Copy every line with the string "title" in it.

## begin EXTRACTED RECORDS

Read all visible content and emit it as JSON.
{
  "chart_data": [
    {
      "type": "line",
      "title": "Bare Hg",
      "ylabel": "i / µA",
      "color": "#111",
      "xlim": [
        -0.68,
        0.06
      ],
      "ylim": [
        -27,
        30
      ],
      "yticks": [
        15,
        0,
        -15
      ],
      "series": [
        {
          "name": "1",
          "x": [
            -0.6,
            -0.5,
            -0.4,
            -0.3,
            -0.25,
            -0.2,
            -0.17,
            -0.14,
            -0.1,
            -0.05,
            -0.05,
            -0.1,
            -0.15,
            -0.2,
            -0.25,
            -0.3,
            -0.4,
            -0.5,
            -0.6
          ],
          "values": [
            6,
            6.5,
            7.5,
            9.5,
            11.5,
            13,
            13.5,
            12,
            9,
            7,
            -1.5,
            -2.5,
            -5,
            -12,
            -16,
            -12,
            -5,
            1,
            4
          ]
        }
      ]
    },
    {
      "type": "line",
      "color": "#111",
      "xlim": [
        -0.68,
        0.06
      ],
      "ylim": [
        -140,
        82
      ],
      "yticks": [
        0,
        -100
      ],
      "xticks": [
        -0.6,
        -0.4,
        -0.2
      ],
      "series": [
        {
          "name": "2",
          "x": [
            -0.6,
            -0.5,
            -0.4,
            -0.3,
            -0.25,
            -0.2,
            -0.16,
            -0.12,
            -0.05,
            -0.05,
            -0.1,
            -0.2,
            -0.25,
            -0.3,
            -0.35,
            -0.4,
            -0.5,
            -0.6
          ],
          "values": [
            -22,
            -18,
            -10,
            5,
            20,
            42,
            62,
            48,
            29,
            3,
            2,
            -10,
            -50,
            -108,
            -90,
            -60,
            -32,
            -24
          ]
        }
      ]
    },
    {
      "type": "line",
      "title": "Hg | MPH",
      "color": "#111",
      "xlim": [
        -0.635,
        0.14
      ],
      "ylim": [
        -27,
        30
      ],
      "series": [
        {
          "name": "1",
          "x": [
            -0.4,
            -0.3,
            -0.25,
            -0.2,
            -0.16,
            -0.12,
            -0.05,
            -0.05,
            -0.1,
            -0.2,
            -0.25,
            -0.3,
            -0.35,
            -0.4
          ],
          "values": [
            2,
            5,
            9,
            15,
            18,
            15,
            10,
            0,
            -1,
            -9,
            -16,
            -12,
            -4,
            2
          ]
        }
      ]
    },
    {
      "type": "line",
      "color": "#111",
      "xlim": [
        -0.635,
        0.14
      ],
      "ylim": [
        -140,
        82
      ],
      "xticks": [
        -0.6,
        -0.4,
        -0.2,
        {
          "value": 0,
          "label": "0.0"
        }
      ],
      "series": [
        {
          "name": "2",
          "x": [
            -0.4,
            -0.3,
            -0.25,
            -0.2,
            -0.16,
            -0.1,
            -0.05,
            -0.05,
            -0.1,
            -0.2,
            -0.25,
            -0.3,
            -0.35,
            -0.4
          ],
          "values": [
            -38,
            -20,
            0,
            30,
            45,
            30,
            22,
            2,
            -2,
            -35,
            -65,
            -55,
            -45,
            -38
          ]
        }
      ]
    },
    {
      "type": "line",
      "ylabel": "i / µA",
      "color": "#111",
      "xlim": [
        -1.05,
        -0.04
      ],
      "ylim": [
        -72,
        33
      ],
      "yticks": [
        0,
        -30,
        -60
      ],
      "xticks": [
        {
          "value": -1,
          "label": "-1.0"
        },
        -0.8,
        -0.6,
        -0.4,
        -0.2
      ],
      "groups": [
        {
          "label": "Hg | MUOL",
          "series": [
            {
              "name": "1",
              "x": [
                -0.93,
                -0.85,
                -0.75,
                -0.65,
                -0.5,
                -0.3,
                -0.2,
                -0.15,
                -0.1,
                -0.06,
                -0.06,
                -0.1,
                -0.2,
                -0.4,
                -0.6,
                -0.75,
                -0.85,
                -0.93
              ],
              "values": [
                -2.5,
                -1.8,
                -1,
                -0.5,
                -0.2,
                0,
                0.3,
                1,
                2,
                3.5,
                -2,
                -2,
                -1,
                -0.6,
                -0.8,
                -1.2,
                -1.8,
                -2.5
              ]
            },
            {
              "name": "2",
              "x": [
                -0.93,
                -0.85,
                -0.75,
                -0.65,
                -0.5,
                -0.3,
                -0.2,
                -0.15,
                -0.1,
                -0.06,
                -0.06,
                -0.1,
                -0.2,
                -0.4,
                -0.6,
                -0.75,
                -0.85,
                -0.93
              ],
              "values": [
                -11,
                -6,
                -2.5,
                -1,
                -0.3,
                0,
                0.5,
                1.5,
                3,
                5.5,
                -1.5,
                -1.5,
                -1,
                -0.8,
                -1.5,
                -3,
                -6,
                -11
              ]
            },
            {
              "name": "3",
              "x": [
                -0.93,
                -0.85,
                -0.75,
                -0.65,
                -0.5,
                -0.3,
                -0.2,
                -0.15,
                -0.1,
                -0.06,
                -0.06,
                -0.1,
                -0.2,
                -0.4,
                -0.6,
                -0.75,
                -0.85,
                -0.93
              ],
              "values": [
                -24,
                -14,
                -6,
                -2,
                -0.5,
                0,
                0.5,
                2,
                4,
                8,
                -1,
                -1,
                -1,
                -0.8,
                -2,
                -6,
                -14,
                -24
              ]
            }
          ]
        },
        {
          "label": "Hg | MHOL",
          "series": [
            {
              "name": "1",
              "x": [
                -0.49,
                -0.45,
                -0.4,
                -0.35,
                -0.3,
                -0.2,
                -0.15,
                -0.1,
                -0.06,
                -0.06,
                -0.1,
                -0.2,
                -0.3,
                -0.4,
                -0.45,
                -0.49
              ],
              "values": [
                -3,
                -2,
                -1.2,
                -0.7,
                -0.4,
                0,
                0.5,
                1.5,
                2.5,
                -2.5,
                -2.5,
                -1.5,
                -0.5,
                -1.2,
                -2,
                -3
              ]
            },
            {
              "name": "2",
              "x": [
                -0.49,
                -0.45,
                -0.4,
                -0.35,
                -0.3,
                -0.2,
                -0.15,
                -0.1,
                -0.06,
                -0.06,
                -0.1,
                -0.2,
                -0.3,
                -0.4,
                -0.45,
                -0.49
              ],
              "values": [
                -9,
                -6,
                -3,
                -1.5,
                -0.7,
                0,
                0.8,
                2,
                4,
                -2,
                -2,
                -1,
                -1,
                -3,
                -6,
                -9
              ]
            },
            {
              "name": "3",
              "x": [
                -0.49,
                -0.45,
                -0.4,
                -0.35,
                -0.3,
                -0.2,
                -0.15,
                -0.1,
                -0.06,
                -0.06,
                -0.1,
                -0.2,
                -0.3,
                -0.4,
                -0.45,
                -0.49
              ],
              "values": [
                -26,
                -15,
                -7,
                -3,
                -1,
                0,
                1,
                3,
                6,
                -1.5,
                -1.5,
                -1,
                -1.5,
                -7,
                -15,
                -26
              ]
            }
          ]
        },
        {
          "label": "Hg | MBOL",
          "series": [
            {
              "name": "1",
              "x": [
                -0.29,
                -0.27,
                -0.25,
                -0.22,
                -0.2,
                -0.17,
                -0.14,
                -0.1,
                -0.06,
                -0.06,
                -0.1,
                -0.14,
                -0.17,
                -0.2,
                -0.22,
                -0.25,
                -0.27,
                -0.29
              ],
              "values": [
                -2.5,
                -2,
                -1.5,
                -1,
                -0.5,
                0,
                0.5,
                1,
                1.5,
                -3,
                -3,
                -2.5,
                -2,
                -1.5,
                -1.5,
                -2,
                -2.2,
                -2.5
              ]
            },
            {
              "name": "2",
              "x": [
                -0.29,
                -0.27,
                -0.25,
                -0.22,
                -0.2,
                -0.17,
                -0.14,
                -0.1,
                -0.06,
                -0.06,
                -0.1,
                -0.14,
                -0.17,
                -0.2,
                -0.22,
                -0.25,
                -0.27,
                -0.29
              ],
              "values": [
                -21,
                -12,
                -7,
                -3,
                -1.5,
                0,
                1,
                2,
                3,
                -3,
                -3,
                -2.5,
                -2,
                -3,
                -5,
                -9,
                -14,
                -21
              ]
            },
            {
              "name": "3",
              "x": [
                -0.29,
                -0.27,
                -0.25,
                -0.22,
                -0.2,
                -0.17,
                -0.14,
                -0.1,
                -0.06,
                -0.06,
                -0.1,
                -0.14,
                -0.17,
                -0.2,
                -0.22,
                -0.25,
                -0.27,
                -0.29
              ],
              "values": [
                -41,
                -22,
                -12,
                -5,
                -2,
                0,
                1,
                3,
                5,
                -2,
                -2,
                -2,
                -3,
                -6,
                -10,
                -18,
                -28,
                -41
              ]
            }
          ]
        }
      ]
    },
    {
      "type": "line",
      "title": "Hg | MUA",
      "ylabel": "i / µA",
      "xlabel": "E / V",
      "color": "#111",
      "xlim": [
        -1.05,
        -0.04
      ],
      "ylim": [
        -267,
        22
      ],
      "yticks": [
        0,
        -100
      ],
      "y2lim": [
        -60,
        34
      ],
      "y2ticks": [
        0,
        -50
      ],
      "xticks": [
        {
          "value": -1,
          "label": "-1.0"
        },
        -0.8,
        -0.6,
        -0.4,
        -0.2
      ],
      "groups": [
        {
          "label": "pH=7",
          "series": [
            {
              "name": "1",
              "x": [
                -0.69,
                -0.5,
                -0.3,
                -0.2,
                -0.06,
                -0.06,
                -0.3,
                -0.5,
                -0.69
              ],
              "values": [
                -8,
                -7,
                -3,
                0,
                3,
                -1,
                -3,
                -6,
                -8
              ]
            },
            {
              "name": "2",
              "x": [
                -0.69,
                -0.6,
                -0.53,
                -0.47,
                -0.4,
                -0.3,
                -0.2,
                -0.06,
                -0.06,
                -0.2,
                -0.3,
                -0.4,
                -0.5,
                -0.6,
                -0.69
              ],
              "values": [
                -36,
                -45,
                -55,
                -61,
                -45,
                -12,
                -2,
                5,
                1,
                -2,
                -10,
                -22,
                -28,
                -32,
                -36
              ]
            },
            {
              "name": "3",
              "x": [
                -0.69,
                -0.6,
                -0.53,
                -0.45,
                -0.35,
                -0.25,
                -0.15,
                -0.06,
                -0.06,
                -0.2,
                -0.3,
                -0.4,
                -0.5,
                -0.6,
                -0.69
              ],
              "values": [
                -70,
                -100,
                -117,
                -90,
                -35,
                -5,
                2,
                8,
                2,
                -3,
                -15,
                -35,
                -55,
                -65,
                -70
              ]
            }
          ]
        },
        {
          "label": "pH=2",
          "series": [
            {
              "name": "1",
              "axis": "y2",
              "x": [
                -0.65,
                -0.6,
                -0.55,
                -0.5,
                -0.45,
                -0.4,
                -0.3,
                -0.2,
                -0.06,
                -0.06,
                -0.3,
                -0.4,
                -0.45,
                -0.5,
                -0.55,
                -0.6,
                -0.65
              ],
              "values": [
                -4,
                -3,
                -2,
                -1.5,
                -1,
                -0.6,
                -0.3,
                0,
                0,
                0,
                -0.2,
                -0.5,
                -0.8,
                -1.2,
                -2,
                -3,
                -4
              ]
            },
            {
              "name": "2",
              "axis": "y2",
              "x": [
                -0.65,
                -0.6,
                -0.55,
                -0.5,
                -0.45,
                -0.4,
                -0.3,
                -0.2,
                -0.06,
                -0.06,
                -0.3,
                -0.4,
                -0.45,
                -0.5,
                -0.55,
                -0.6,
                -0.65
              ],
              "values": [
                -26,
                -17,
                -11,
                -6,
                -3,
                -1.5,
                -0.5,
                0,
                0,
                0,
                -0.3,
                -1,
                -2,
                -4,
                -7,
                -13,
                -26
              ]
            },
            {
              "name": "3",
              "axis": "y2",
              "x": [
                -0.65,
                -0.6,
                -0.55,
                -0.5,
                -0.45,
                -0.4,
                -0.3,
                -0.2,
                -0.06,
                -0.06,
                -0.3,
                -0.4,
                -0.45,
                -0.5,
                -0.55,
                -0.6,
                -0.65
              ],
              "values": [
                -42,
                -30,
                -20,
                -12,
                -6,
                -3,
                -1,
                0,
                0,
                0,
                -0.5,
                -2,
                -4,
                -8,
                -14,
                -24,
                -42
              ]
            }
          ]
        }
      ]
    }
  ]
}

## end EXTRACTED RECORDS

CORRECT RESPONSE →
      "title": "Bare Hg",
      "title": "Hg | MPH",
      "title": "Hg | MUA",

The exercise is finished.